# Exercise directions
Wherever a line holds the word "left", copy that line out.

# Stored items
____
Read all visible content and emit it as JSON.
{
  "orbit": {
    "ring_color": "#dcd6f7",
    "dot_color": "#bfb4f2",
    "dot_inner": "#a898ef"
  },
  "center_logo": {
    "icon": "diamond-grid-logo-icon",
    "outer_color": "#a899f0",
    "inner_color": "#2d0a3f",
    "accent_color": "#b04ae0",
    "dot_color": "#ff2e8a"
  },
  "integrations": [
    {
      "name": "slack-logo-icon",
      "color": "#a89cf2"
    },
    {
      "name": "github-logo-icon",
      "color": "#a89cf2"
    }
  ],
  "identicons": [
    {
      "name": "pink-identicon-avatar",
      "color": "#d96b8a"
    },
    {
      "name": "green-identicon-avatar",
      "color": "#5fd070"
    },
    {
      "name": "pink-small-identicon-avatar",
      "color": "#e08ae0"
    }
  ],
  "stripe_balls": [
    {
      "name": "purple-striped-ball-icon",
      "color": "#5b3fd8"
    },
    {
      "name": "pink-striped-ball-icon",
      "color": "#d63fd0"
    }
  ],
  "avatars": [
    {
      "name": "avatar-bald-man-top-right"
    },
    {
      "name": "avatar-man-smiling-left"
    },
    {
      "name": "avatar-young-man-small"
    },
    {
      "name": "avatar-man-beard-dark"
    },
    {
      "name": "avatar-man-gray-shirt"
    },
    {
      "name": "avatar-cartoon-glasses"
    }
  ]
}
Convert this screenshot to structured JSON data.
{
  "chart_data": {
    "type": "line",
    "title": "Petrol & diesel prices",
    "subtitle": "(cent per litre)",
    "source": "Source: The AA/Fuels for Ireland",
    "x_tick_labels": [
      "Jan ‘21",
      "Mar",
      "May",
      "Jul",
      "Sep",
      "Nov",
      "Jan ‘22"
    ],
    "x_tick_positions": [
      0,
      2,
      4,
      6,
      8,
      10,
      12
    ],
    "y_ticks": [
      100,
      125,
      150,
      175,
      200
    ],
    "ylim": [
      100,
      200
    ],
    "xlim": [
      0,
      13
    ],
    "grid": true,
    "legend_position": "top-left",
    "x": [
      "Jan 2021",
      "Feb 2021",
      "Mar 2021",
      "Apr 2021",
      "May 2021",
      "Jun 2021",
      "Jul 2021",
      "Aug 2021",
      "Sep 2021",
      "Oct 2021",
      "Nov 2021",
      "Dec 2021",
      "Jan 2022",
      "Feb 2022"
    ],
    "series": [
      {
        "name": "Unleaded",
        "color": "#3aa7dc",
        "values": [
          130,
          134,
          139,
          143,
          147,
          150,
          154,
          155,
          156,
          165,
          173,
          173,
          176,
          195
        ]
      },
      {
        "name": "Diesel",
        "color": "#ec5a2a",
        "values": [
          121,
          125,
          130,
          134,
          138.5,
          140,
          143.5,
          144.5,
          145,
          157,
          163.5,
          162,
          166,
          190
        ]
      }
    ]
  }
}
____
# The solution
      "name": "avatar-man-smiling-left"
    "legend_position": "top-left",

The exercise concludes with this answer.